Work to be completed
Quote every entry word for word.

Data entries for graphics

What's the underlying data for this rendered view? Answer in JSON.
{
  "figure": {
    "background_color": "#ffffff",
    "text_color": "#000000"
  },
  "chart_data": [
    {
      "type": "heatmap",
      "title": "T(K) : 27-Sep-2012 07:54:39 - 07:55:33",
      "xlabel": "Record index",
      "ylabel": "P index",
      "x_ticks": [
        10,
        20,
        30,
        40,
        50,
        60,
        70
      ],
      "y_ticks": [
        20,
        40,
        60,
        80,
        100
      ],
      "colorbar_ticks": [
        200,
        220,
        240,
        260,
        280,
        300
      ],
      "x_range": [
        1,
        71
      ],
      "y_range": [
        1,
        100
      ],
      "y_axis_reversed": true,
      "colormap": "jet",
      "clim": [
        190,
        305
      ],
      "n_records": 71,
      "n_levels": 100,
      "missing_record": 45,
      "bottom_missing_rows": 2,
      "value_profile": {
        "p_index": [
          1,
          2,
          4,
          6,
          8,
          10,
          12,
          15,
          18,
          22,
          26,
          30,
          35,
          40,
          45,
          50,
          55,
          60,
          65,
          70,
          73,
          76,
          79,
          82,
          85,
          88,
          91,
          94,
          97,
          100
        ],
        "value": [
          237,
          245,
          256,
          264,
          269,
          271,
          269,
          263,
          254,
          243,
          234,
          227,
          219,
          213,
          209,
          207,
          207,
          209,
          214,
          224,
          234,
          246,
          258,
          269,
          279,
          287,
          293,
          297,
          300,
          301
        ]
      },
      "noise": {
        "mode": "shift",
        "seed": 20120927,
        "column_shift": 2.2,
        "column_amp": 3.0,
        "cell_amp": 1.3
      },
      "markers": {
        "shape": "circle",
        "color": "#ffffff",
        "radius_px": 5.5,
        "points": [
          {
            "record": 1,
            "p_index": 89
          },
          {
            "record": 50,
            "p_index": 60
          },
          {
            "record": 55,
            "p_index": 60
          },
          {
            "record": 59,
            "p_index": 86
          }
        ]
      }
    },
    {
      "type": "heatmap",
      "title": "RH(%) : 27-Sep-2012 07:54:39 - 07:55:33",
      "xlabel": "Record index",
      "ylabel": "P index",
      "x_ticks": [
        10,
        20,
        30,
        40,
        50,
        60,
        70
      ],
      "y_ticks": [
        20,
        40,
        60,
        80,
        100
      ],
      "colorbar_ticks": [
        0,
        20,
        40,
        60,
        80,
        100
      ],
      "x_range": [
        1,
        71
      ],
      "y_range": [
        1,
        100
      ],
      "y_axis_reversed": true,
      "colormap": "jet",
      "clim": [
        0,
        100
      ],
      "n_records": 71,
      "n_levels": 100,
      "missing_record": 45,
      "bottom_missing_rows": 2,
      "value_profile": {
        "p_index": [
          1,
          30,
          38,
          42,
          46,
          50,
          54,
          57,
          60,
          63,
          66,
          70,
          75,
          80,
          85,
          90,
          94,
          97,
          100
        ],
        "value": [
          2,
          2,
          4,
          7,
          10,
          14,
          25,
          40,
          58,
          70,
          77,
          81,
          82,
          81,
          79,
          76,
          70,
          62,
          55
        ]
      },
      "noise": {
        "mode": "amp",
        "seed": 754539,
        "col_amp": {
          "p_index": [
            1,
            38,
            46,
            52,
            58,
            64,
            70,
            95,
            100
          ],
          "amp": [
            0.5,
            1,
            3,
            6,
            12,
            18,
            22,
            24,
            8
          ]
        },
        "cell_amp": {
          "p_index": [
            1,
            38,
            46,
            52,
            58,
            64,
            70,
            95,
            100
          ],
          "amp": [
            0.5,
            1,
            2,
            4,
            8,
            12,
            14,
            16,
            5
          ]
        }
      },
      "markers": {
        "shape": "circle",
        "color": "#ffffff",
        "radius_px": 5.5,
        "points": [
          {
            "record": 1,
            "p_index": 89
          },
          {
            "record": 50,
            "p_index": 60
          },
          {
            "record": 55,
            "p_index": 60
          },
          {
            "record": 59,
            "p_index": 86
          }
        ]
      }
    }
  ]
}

Result for this exercise
What's the underlying data for this rendered view? Answer in JSON.
{
  "figure": {
    "background_color": "#ffffff",
    "text_color": "#000000"
  },
  "chart_data": [
    {
      "type": "heatmap",
      "title": "T(K) : 27-Sep-2012 07:54:39 - 07:55:33",
      "xlabel": "Record index",
      "ylabel": "P index",
      "x_ticks": [
        10,
        20,
        30,
        40,
        50,
        60,
        70
      ],
      "y_ticks": [
        20,
        40,
        60,
        80,
        100
      ],
      "colorbar_ticks": [
        200,
        220,
        240,
        260,
        280,
        300
      ],
      "x_range": [
        1,
        71
      ],
      "y_range": [
        1,
        100
      ],
      "y_axis_reversed": true,
      "colormap": "jet",
      "clim": [
        190,
        305
      ],
      "n_records": 71,
      "n_levels": 100,
      "missing_record": 45,
      "bottom_missing_rows": 2,
      "value_profile": {
        "p_index": [
          1,
          2,
          4,
          6,
          8,
          10,
          12,
          15,
          18,
          22,
          26,
          30,
          35,
          40,
          45,
          50,
          55,
          60,
          65,
          70,
          73,
          76,
          79,
          82,
          85,
          88,
          91,
          94,
          97,
          100
        ],
        "value": [
          237,
          245,
          256,
          264,
          269,
          271,
          269,
          263,
          254,
          243,
          234,
          227,
          219,
          213,
          209,
          207,
          207,
          209,
          214,
          224,
          234,
          246,
          258,
          269,
          279,
          287,
          293,
          297,
          300,
          301
        ]
      },
      "noise": {
        "mode": "shift",
        "seed": 20120927,
        "column_shift": 2.2,
        "column_amp": 3.0,
        "cell_amp": 1.3
      },
      "markers": {
        "shape": "circle",
        "color": "#ffffff",
        "radius_px": 5.5,
        "points": [
          {
            "record": 1,
            "p_index": 89
          },
          {
            "record": 50,
            "p_index": 60
          },
          {
            "record": 55,
            "p_index": 60
          },
          {
            "record": 59,
            "p_index": 86
          }
        ]
      }
    },
    {
      "type": "heatmap",
      "title": "RH(%) : 27-Sep-2012 07:54:39 - 07:55:33",
      "xlabel": "Record index",
      "ylabel": "P index",
      "x_ticks": [
        10,
        20,
        30,
        40,
        50,
        60,
        70
      ],
      "y_ticks": [
        20,
        40,
        60,
        80,
        100
      ],
      "colorbar_ticks": [
        0,
        20,
        40,
        60,
        80,
        100
      ],
      "x_range": [
        1,
        71
      ],
      "y_range": [
        1,
        100
      ],
      "y_axis_reversed": true,
      "colormap": "jet",
      "clim": [
        0,
        100
      ],
      "n_records": 71,
      "n_levels": 100,
      "missing_record": 45,
      "bottom_missing_rows": 2,
      "value_profile": {
        "p_index": [
          1,
          30,
          38,
          42,
          46,
          50,
          54,
          57,
          60,
          63,
          66,
          70,
          75,
          80,
          85,
          90,
          94,
          97,
          100
        ],
        "value": [
          2,
          2,
          4,
          7,
          10,
          14,
          25,
          40,
          58,
          70,
          77,
          81,
          82,
          81,
          79,
          76,
          70,
          62,
          55
        ]
      },
      "noise": {
        "mode": "amp",
        "seed": 754539,
        "col_amp": {
          "p_index": [
            1,
            38,
            46,
            52,
            58,
            64,
            70,
            95,
            100
          ],
          "amp": [
            0.5,
            1,
            3,
            6,
            12,
            18,
            22,
            24,
            8
          ]
        },
        "cell_amp": {
          "p_index": [
            1,
            38,
            46,
            52,
            58,
            64,
            70,
            95,
            100
          ],
          "amp": [
            0.5,
            1,
            2,
            4,
            8,
            12,
            14,
            16,
            5
          ]
        }
      },
      "markers": {
        "shape": "circle",
        "color": "#ffffff",
        "radius_px": 5.5,
        "points": [
          {
            "record": 1,
            "p_index": 89
          },
          {
            "record": 50,
            "p_index": 60
          },
          {
            "record": 55,
            "p_index": 60
          },
          {
            "record": 59,
            "p_index": 86
          }
        ]
      }
    }
  ]
}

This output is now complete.